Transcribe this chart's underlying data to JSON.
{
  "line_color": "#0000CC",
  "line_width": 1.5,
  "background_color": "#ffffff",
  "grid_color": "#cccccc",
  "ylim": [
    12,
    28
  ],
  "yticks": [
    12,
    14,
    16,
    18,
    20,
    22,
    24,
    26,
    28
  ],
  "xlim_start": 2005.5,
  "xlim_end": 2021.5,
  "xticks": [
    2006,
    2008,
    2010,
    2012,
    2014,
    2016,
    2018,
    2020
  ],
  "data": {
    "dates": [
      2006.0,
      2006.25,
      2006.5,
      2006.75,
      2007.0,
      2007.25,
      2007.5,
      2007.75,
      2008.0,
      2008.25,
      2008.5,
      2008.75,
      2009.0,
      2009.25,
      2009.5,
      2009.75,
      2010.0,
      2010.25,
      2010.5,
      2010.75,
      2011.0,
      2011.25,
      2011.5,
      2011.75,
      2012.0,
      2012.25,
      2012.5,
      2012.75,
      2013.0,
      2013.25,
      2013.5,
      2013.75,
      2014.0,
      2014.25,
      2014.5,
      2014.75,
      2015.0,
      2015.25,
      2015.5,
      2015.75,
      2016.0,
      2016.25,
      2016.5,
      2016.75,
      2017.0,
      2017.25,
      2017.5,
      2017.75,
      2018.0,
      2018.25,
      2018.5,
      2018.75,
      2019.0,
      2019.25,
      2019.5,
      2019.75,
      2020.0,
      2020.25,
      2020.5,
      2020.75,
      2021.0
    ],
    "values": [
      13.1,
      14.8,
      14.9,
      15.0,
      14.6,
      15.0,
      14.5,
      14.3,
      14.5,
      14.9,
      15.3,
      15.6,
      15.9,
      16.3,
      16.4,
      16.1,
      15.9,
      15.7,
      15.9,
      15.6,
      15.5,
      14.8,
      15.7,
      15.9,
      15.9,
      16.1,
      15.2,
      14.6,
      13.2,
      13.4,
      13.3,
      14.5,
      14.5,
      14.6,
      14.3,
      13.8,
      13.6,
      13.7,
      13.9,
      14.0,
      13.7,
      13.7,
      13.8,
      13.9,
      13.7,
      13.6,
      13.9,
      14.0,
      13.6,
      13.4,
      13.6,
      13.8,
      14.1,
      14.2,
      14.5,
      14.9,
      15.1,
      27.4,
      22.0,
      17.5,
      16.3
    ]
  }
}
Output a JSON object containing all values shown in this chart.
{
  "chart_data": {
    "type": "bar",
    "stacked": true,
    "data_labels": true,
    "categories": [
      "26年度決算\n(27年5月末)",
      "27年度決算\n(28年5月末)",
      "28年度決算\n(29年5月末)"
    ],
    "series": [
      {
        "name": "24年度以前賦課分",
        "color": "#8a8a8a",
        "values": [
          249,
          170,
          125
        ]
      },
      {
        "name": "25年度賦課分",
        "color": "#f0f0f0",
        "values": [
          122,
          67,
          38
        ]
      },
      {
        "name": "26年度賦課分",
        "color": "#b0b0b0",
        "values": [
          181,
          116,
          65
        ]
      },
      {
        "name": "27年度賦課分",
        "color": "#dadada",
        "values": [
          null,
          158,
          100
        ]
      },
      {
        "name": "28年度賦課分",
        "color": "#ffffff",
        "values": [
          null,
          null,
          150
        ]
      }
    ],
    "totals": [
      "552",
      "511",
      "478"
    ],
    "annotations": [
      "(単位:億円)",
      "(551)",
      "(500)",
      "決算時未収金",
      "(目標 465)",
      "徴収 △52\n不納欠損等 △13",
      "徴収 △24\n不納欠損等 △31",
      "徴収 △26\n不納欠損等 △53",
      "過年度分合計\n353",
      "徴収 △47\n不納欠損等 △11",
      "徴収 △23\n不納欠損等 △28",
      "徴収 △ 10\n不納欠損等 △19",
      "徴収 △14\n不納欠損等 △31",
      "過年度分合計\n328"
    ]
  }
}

**What is being asked**
From the data, list each line in which the string "n不納欠損等" appears.

**Answer to the problem**
      "徴収 △52\n不納欠損等 △13",
      "徴収 △24\n不納欠損等 △31",
      "徴収 △26\n不納欠損等 △53",
      "徴収 △47\n不納欠損等 △11",
      "徴収 △23\n不納欠損等 △28",
      "徴収 △ 10\n不納欠損等 △19",
      "徴収 △14\n不納欠損等 △31",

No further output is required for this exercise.